SHORT TASK:
Copy each line of the records that holds the string "ERRORS".

Raw records:

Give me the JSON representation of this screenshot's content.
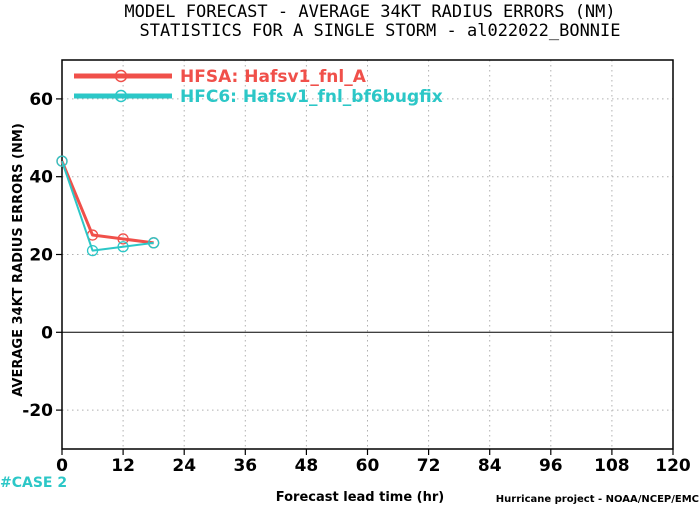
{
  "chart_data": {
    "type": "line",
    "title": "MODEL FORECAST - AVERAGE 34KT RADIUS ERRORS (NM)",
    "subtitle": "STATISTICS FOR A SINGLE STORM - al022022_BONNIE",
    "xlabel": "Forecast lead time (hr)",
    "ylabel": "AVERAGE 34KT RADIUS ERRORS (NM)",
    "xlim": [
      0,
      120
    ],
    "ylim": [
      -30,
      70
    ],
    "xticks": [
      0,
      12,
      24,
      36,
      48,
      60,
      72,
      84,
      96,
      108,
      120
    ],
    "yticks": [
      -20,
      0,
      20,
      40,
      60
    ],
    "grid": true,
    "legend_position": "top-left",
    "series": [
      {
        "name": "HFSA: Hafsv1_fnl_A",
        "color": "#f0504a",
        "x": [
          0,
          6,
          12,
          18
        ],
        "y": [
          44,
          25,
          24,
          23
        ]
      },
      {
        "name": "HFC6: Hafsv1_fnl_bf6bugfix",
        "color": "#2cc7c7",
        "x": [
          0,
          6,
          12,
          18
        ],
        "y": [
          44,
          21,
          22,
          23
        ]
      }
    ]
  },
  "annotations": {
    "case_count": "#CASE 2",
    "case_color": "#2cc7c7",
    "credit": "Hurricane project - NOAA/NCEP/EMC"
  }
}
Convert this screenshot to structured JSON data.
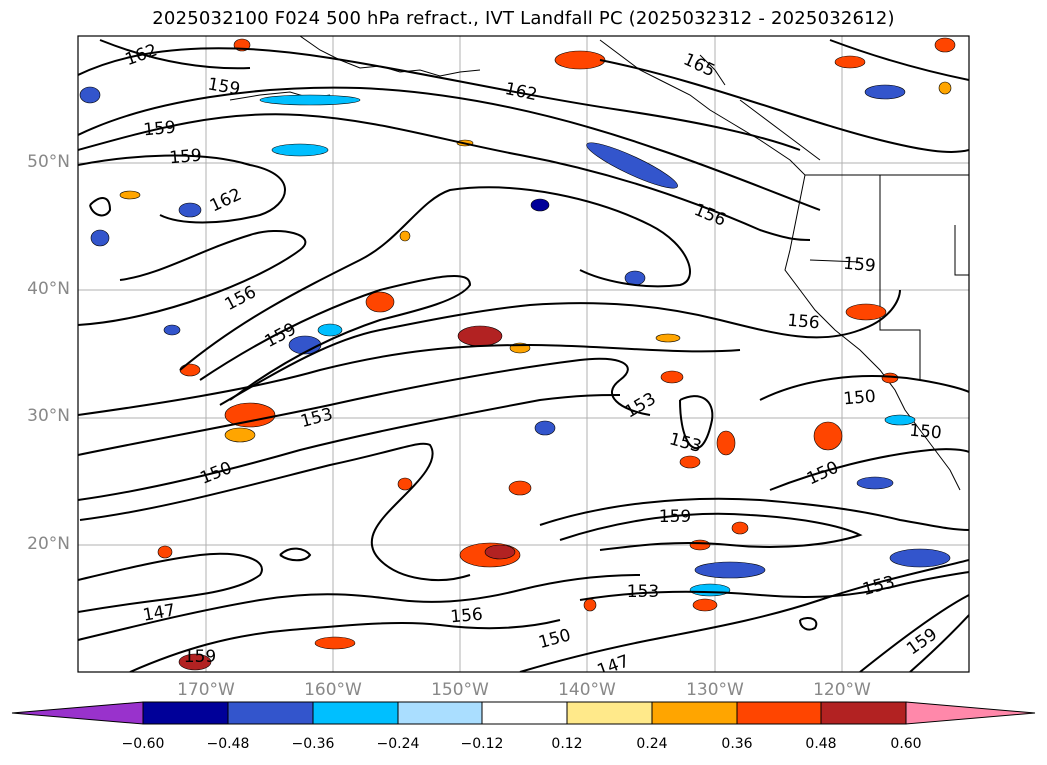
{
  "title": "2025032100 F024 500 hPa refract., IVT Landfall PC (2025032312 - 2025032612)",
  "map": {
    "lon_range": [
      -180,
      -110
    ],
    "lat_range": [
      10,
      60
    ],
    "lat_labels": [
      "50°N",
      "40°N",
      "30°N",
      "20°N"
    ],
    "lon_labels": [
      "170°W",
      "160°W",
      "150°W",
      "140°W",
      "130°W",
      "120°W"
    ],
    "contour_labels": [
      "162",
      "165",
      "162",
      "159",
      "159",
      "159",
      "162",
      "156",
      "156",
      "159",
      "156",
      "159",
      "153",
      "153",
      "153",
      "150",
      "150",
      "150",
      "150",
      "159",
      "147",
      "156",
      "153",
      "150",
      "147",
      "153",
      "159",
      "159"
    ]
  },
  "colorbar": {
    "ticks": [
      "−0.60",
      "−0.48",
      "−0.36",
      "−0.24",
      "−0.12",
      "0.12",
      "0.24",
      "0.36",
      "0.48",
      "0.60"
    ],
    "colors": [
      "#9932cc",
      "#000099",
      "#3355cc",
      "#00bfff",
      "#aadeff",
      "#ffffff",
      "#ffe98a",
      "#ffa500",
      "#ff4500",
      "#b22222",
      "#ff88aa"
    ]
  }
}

SOLVED EXERCISE:
    "title": "MODEL FORECAST - AVERAGE 34KT RADIUS ERRORS (NM)",
    "ylabel": "AVERAGE 34KT RADIUS ERRORS (NM)",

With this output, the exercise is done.